その他、DTBの第二の地球には旧約聖書から持ち込んだ方舟のモチーフも見られる。ズヴィズダー以前の時点の岡村天斎監督に、契約者の存する争いの世界、そんな世界は生まれ変わりなどしない限りどうしようもないというような諦めがあったことを示唆しないかと思う。
何にせよDTBは陰鬱なスパイアクションのなりをした恋愛ものであるが、それを観るもののうちにそういった宗教を想起させる物語でもあるということは言えるのではないだろうか。
DTBとズヴィズダーにはポリコレの面からの批判に耐えることのできない点がいろいろあるのだろうとは思う。ポリコレに通じているわけでもないから、どこまでそんな批判がありうるのかはわからない。私は商業アニメだから割り切って見ているが、けれどもそもそも色々なものがカモフラージュとして配置されて真意が意図的に隠されている感がある。
だから、私はDTBとズヴィズダーはその最も基本的な意味の読解が誰にもされていない手つかずの状態で10年間程度見過ごされてきたのだと思っている。基本的な意味の読解がなされたあと、初めて社会的な条件からの読解を行うことができるのではないか、その読解のスタート地点にようやく立ったのだと私は思っている。今はそういった観点からの読解もする気はあまりないけれど。
2023/6/3
岡村天斎監督作品を交換様式論で読み解く可能性
早速前言を撤回するようなことをしてしまっている。これだから自分は信用ならねえ。DTBとズヴィズダーは柄谷行人の交換様式論で読み解くことが出来る可能性があることに気づいた。アニメ作品だからどうとか関係なく、自分の知っているものにパターンがあれば追求してしまう習性を止めれていない。

設定課題: 上の抜粋から、「その他、DTBの第二の地球に」という語句を含む文で始まり「は言えるのではないだろうか。」で終わる部分を、一字一句変えずに打ち直してください。 資料はこの抜粋の内容とは関係がありません。

提供資料:
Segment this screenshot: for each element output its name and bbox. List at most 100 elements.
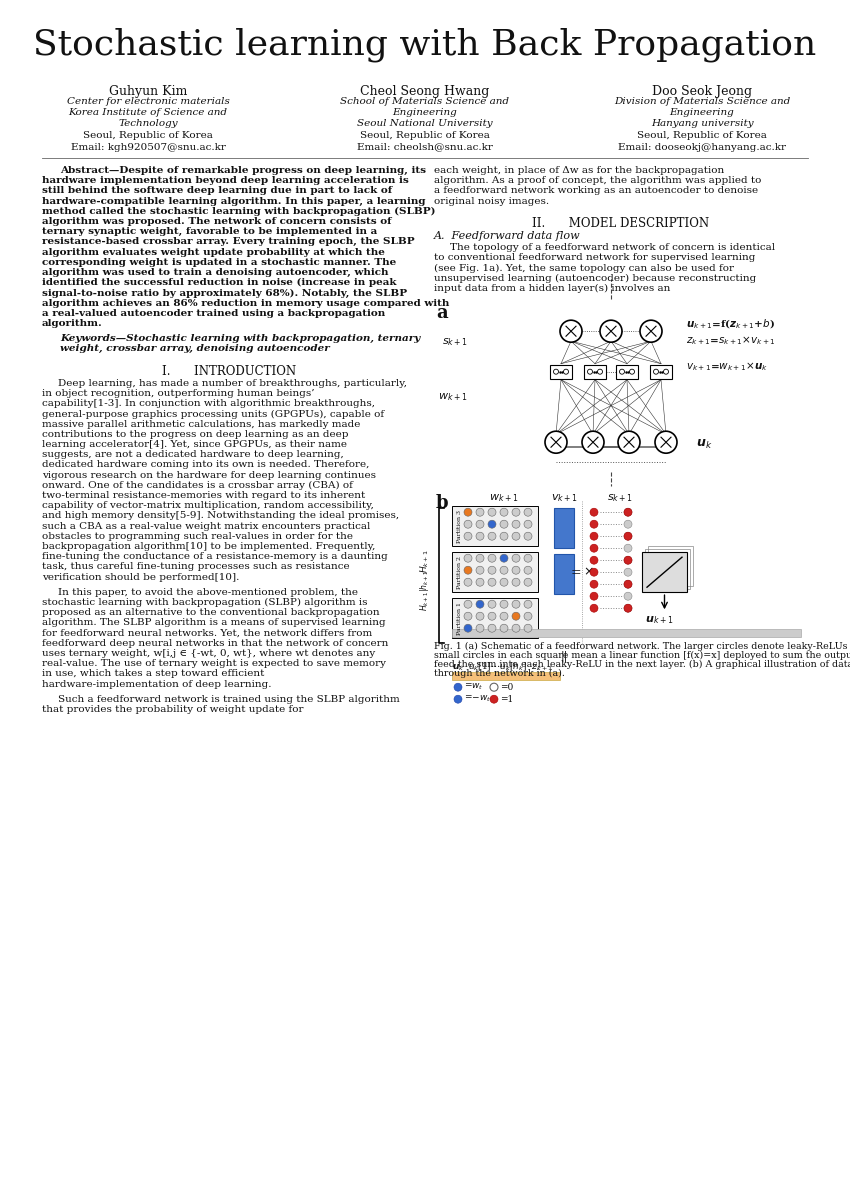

課題への解答:
その他、DTBの第二の地球には旧約聖書から持ち込んだ方舟のモチーフも見られる。ズヴィズダー以前の時点の岡村天斎監督に、契約者の存する争いの世界、そんな世界は生まれ変わりなどしない限りどうしようもないというような諦めがあったことを示唆しないかと思う。
何にせよDTBは陰鬱なスパイアクションのなりをした恋愛ものであるが、それを観るもののうちにそういった宗教を想起させる物語でもあるということは言えるのではないだろうか。